• _WHAT NEEDS TO BE DONE_
Count the lines below that contain the word "Żywy" and give only that number.

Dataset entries
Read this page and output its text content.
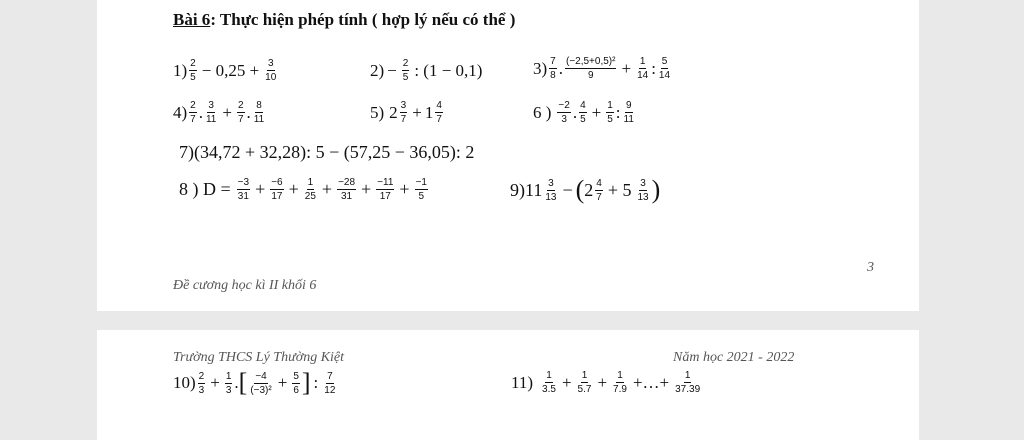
Bài 6: Thực hiện phép tính ( hợp lý nếu có thể )
$1) \frac{2}{5} - 0,25 + \frac{3}{10}$	$2) - \frac{2}{5}$ : (1 − 0,1)	$3) \frac{7}{8}$ . $\frac{\text{(−2,5+0,5)²}}{9} + \frac{1}{14}$ : $\frac{5}{14}$
$4) \frac{2}{7}$ . $\frac{3}{11} + \frac{2}{7}$ . $\frac{8}{11}$	5) $2 \frac{3}{7} + 1 \frac{4}{7}$	6 ) $\frac{-2}{3}$ . $\frac{4}{5} + \frac{1}{5}$ : $\frac{9}{11}$
7)(34,72 + 32,28): 5 − (57,25 − 36,05): 2
8 ) $D = \frac{-3}{31} + \frac{-6}{17} + \frac{1}{25} + \frac{-28}{31} + \frac{-11}{17} + \frac{-1}{5}$	$9)11 \frac{3}{13}$ − ( $2 \frac{4}{7} + 5 \frac{3}{13}$ )
3
Đề cương học kì II khối 6
Trường THCS Lý Thường Kiệt	Năm học 2021 - 2022
$10) \frac{2}{3} + \frac{1}{3}$ . [ $\frac{-4}{\text{(−3)²}} + \frac{5}{6}$ ] : $\frac{7}{12}$	$11) \frac{1}{3.5} + \frac{1}{5.7} + \frac{1}{7.9}$ +…+ $\frac{1}{37.39}$
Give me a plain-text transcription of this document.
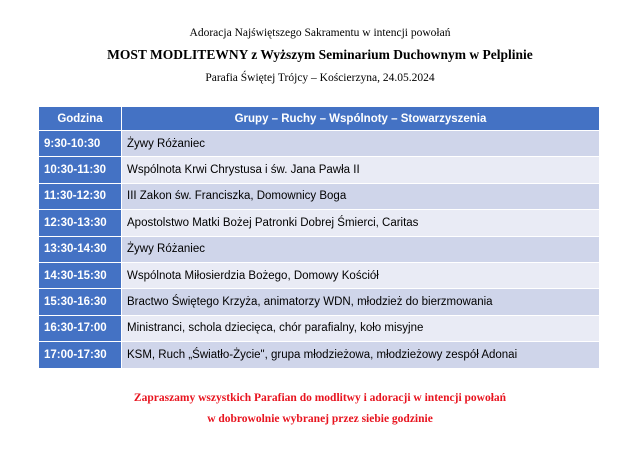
Adoracja Najświętszego Sakramentu w intencji powołań
MOST MODLITEWNY z Wyższym Seminarium Duchownym w Pelplinie
Parafia Świętej Trójcy – Kościerzyna, 24.05.2024
Godzina	Grupy – Ruchy – Wspólnoty – Stowarzyszenia
9:30-10:30	Żywy Różaniec
10:30-11:30	Wspólnota Krwi Chrystusa i św. Jana Pawła II
11:30-12:30	III Zakon św. Franciszka, Domownicy Boga
12:30-13:30	Apostolstwo Matki Bożej Patronki Dobrej Śmierci, Caritas
13:30-14:30	Żywy Różaniec
14:30-15:30	Wspólnota Miłosierdzia Bożego, Domowy Kościół
15:30-16:30	Bractwo Świętego Krzyża, animatorzy WDN, młodzież do bierzmowania
16:30-17:00	Ministranci, schola dziecięca, chór parafialny, koło misyjne
17:00-17:30	KSM, Ruch „Światło-Życie", grupa młodzieżowa, młodzieżowy zespół Adonai
Zapraszamy wszystkich Parafian do modlitwy i adoracji w intencji powołań
w dobrowolnie wybranej przez siebie godzinie
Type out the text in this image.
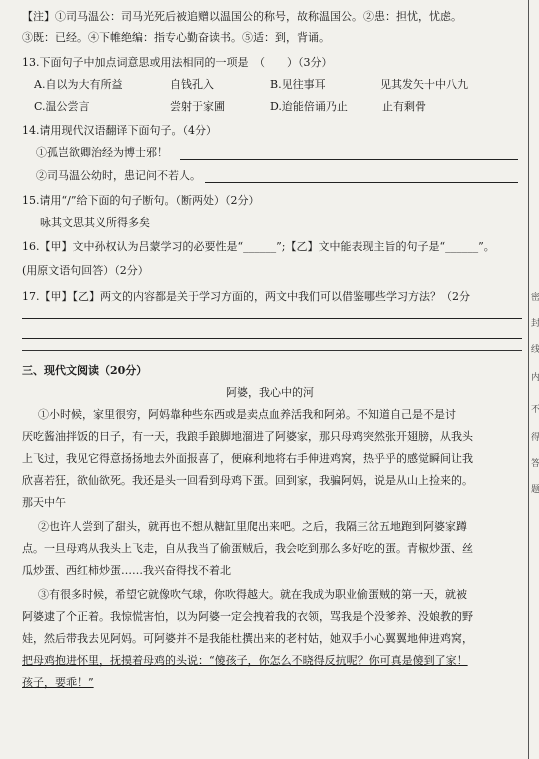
【注】①司马温公：司马光死后被追赠以温国公的称号，故称温国公。②患：担忧，忧虑。
③既：已经。④下帷绝编：指专心勤奋读书。⑤适：到，背诵。
13.下面句子中加点词意思或用法相同的一项是　（　　）（3分）
A.自以为大有所益	自钱孔入	B.见往事耳	见其发矢十中八九
C.温公尝言	尝射于家圃	D.迨能倍诵乃止	止有剩骨
14.请用现代汉语翻译下面句子。（4分）
①孤岂欲卿治经为博士邪！
②司马温公幼时，患记问不若人。
15.请用“/”给下面的句子断句。（断两处）（2分）
咏其文思其义所得多矣
16.【甲】文中孙权认为吕蒙学习的必要性是“______”;【乙】文中能表现主旨的句子是“______”。
(用原文语句回答）（2分）
17.【甲】【乙】两文的内容都是关于学习方面的，两文中我们可以借鉴哪些学习方法？（2分
三、现代文阅读（20分）
阿婆，我心中的河
①小时候，家里很穷，阿妈靠种些东西或是卖点血养活我和阿弟。不知道自己是不是讨
厌吃酱油拌饭的日子，有一天，我踉手踉脚地溜进了阿婆家，那只母鸡突然张开翅膀，从我头
上飞过，我见它得意扬扬地去外面报喜了，便麻利地将右手伸进鸡窝，热乎乎的感觉瞬间让我
欣喜若狂，欲仙欲死。我还是头一回看到母鸡下蛋。回到家，我骗阿妈，说是从山上捡来的。
那天中午
②也许人尝到了甜头，就再也不想从糖缸里爬出来吧。之后，我隔三岔五地跑到阿婆家蹲
点。一旦母鸡从我头上飞走，自从我当了偷蛋贼后，我会吃到那么多好吃的蛋。青椒炒蛋、丝
瓜炒蛋、西红柿炒蛋……我兴奋得找不着北
③有很多时候，希望它就像吹气球，你吹得越大。就在我成为职业偷蛋贼的第一天，就被
阿婆逮了个正着。我惊慌害怕，以为阿婆一定会拽着我的衣领，骂我是个没爹养、没娘教的野
娃，然后带我去见阿妈。可阿婆并不是我能杜撰出来的老村姑，她双手小心翼翼地伸进鸡窝，
把母鸡抱进怀里，抚摸着母鸡的头说：“傻孩子，你怎么不晓得反抗呢？你可真是傻到了家！
孩子，要乖！”
密
封
线
内
不
得
答
题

• _OUTPUT_
2